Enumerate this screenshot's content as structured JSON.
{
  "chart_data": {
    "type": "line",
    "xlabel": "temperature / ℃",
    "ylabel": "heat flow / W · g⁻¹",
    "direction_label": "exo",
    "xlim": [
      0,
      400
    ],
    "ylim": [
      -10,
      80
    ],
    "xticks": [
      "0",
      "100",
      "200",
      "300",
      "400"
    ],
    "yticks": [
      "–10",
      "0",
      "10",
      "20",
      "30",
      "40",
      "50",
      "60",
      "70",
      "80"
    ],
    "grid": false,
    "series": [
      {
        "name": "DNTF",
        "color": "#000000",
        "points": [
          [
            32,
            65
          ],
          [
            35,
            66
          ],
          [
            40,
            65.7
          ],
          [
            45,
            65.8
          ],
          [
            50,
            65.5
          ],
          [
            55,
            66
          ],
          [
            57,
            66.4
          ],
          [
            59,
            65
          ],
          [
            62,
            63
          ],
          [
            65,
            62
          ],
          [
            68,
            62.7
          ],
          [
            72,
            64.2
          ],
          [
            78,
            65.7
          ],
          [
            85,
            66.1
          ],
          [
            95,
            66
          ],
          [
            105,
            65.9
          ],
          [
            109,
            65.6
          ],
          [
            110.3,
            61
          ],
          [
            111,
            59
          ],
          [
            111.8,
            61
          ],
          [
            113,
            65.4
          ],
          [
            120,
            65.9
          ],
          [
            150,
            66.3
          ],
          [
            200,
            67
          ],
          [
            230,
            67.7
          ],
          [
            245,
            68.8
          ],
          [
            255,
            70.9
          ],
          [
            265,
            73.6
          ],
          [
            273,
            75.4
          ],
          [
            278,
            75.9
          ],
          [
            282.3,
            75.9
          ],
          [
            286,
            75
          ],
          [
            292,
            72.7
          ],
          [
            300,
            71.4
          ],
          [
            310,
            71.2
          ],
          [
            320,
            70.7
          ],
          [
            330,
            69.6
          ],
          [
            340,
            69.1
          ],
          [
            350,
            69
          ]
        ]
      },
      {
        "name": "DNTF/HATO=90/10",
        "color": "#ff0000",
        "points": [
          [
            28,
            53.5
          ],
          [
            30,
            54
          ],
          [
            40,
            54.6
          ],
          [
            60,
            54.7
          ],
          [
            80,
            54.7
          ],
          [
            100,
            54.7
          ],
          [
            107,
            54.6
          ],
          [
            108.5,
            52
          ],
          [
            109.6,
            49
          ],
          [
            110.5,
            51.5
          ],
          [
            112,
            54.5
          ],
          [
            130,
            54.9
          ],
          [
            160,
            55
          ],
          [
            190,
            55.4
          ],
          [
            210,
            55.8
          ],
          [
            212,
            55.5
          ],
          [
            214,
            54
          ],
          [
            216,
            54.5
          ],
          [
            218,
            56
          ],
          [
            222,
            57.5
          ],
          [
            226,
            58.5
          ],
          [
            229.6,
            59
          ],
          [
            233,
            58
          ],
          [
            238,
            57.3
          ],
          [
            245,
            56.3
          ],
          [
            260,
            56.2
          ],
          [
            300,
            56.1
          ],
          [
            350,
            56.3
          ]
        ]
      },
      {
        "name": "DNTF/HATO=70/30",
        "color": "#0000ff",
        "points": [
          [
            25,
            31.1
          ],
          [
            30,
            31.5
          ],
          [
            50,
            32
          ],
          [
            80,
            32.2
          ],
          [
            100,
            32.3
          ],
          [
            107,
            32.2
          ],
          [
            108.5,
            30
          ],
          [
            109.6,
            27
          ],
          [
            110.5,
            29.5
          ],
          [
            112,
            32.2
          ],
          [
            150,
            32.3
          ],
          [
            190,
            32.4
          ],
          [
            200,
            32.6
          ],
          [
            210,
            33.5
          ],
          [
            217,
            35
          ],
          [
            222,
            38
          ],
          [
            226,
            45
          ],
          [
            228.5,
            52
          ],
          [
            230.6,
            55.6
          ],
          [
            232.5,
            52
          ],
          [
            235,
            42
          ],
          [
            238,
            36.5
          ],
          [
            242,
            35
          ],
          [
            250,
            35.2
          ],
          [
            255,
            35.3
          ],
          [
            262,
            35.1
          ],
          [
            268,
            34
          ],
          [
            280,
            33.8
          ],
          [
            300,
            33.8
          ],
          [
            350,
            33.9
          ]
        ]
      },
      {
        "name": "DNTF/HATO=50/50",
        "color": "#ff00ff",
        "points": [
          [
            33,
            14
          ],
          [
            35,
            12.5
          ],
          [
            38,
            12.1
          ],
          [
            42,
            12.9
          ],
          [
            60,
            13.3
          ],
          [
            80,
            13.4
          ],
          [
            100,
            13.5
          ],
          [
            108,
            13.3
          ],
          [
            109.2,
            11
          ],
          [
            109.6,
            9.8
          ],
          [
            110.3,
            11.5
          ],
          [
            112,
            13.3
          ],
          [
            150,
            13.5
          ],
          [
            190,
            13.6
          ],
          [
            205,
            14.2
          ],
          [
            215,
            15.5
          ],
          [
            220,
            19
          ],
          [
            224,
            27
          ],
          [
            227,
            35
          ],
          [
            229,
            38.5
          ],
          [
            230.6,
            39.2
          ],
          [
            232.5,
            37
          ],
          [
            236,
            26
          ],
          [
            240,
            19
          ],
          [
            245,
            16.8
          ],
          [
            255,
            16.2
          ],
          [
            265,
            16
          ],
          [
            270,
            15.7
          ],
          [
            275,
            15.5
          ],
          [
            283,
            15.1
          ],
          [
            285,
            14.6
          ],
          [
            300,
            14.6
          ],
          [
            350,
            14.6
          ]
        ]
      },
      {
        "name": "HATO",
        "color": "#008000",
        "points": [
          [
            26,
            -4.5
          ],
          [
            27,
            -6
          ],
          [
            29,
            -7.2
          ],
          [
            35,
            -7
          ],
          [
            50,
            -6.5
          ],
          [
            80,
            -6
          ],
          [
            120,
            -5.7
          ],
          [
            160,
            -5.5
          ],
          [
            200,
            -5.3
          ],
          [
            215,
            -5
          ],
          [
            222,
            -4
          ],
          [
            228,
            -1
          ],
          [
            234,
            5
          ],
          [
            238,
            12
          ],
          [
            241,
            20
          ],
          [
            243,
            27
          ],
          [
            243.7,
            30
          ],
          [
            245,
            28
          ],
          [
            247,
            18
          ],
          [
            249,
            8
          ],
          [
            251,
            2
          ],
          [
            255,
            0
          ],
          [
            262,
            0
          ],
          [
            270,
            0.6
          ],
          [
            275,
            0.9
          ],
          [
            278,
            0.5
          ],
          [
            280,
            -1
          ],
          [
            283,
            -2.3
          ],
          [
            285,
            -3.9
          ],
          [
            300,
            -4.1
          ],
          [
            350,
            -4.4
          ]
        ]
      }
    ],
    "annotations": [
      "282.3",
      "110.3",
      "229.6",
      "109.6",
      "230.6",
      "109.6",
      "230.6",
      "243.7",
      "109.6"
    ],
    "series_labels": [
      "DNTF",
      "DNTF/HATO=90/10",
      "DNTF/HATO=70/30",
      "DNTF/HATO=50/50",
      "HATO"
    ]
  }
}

*Aim of the exercise*. Quote each line of the data above exactly as written.

*Reply to the exercise*.
Enumerate this screenshot's content as structured JSON.
{
  "chart_data": {
    "type": "line",
    "xlabel": "temperature / ℃",
    "ylabel": "heat flow / W · g⁻¹",
    "direction_label": "exo",
    "xlim": [
      0,
      400
    ],
    "ylim": [
      -10,
      80
    ],
    "xticks": [
      "0",
      "100",
      "200",
      "300",
      "400"
    ],
    "yticks": [
      "–10",
      "0",
      "10",
      "20",
      "30",
      "40",
      "50",
      "60",
      "70",
      "80"
    ],
    "grid": false,
    "series": [
      {
        "name": "DNTF",
        "color": "#000000",
        "points": [
          [
            32,
            65
          ],
          [
            35,
            66
          ],
          [
            40,
            65.7
          ],
          [
            45,
            65.8
          ],
          [
            50,
            65.5
          ],
          [
            55,
            66
          ],
          [
            57,
            66.4
          ],
          [
            59,
            65
          ],
          [
            62,
            63
          ],
          [
            65,
            62
          ],
          [
            68,
            62.7
          ],
          [
            72,
            64.2
          ],
          [
            78,
            65.7
          ],
          [
            85,
            66.1
          ],
          [
            95,
            66
          ],
          [
            105,
            65.9
          ],
          [
            109,
            65.6
          ],
          [
            110.3,
            61
          ],
          [
            111,
            59
          ],
          [
            111.8,
            61
          ],
          [
            113,
            65.4
          ],
          [
            120,
            65.9
          ],
          [
            150,
            66.3
          ],
          [
            200,
            67
          ],
          [
            230,
            67.7
          ],
          [
            245,
            68.8
          ],
          [
            255,
            70.9
          ],
          [
            265,
            73.6
          ],
          [
            273,
            75.4
          ],
          [
            278,
            75.9
          ],
          [
            282.3,
            75.9
          ],
          [
            286,
            75
          ],
          [
            292,
            72.7
          ],
          [
            300,
            71.4
          ],
          [
            310,
            71.2
          ],
          [
            320,
            70.7
          ],
          [
            330,
            69.6
          ],
          [
            340,
            69.1
          ],
          [
            350,
            69
          ]
        ]
      },
      {
        "name": "DNTF/HATO=90/10",
        "color": "#ff0000",
        "points": [
          [
            28,
            53.5
          ],
          [
            30,
            54
          ],
          [
            40,
            54.6
          ],
          [
            60,
            54.7
          ],
          [
            80,
            54.7
          ],
          [
            100,
            54.7
          ],
          [
            107,
            54.6
          ],
          [
            108.5,
            52
          ],
          [
            109.6,
            49
          ],
          [
            110.5,
            51.5
          ],
          [
            112,
            54.5
          ],
          [
            130,
            54.9
          ],
          [
            160,
            55
          ],
          [
            190,
            55.4
          ],
          [
            210,
            55.8
          ],
          [
            212,
            55.5
          ],
          [
            214,
            54
          ],
          [
            216,
            54.5
          ],
          [
            218,
            56
          ],
          [
            222,
            57.5
          ],
          [
            226,
            58.5
          ],
          [
            229.6,
            59
          ],
          [
            233,
            58
          ],
          [
            238,
            57.3
          ],
          [
            245,
            56.3
          ],
          [
            260,
            56.2
          ],
          [
            300,
            56.1
          ],
          [
            350,
            56.3
          ]
        ]
      },
      {
        "name": "DNTF/HATO=70/30",
        "color": "#0000ff",
        "points": [
          [
            25,
            31.1
          ],
          [
            30,
            31.5
          ],
          [
            50,
            32
          ],
          [
            80,
            32.2
          ],
          [
            100,
            32.3
          ],
          [
            107,
            32.2
          ],
          [
            108.5,
            30
          ],
          [
            109.6,
            27
          ],
          [
            110.5,
            29.5
          ],
          [
            112,
            32.2
          ],
          [
            150,
            32.3
          ],
          [
            190,
            32.4
          ],
          [
            200,
            32.6
          ],
          [
            210,
            33.5
          ],
          [
            217,
            35
          ],
          [
            222,
            38
          ],
          [
            226,
            45
          ],
          [
            228.5,
            52
          ],
          [
            230.6,
            55.6
          ],
          [
            232.5,
            52
          ],
          [
            235,
            42
          ],
          [
            238,
            36.5
          ],
          [
            242,
            35
          ],
          [
            250,
            35.2
          ],
          [
            255,
            35.3
          ],
          [
            262,
            35.1
          ],
          [
            268,
            34
          ],
          [
            280,
            33.8
          ],
          [
            300,
            33.8
          ],
          [
            350,
            33.9
          ]
        ]
      },
      {
        "name": "DNTF/HATO=50/50",
        "color": "#ff00ff",
        "points": [
          [
            33,
            14
          ],
          [
            35,
            12.5
          ],
          [
            38,
            12.1
          ],
          [
            42,
            12.9
          ],
          [
            60,
            13.3
          ],
          [
            80,
            13.4
          ],
          [
            100,
            13.5
          ],
          [
            108,
            13.3
          ],
          [
            109.2,
            11
          ],
          [
            109.6,
            9.8
          ],
          [
            110.3,
            11.5
          ],
          [
            112,
            13.3
          ],
          [
            150,
            13.5
          ],
          [
            190,
            13.6
          ],
          [
            205,
            14.2
          ],
          [
            215,
            15.5
          ],
          [
            220,
            19
          ],
          [
            224,
            27
          ],
          [
            227,
            35
          ],
          [
            229,
            38.5
          ],
          [
            230.6,
            39.2
          ],
          [
            232.5,
            37
          ],
          [
            236,
            26
          ],
          [
            240,
            19
          ],
          [
            245,
            16.8
          ],
          [
            255,
            16.2
          ],
          [
            265,
            16
          ],
          [
            270,
            15.7
          ],
          [
            275,
            15.5
          ],
          [
            283,
            15.1
          ],
          [
            285,
            14.6
          ],
          [
            300,
            14.6
          ],
          [
            350,
            14.6
          ]
        ]
      },
      {
        "name": "HATO",
        "color": "#008000",
        "points": [
          [
            26,
            -4.5
          ],
          [
            27,
            -6
          ],
          [
            29,
            -7.2
          ],
          [
            35,
            -7
          ],
          [
            50,
            -6.5
          ],
          [
            80,
            -6
          ],
          [
            120,
            -5.7
          ],
          [
            160,
            -5.5
          ],
          [
            200,
            -5.3
          ],
          [
            215,
            -5
          ],
          [
            222,
            -4
          ],
          [
            228,
            -1
          ],
          [
            234,
            5
          ],
          [
            238,
            12
          ],
          [
            241,
            20
          ],
          [
            243,
            27
          ],
          [
            243.7,
            30
          ],
          [
            245,
            28
          ],
          [
            247,
            18
          ],
          [
            249,
            8
          ],
          [
            251,
            2
          ],
          [
            255,
            0
          ],
          [
            262,
            0
          ],
          [
            270,
            0.6
          ],
          [
            275,
            0.9
          ],
          [
            278,
            0.5
          ],
          [
            280,
            -1
          ],
          [
            283,
            -2.3
          ],
          [
            285,
            -3.9
          ],
          [
            300,
            -4.1
          ],
          [
            350,
            -4.4
          ]
        ]
      }
    ],
    "annotations": [
      "282.3",
      "110.3",
      "229.6",
      "109.6",
      "230.6",
      "109.6",
      "230.6",
      "243.7",
      "109.6"
    ],
    "series_labels": [
      "DNTF",
      "DNTF/HATO=90/10",
      "DNTF/HATO=70/30",
      "DNTF/HATO=50/50",
      "HATO"
    ]
  }
}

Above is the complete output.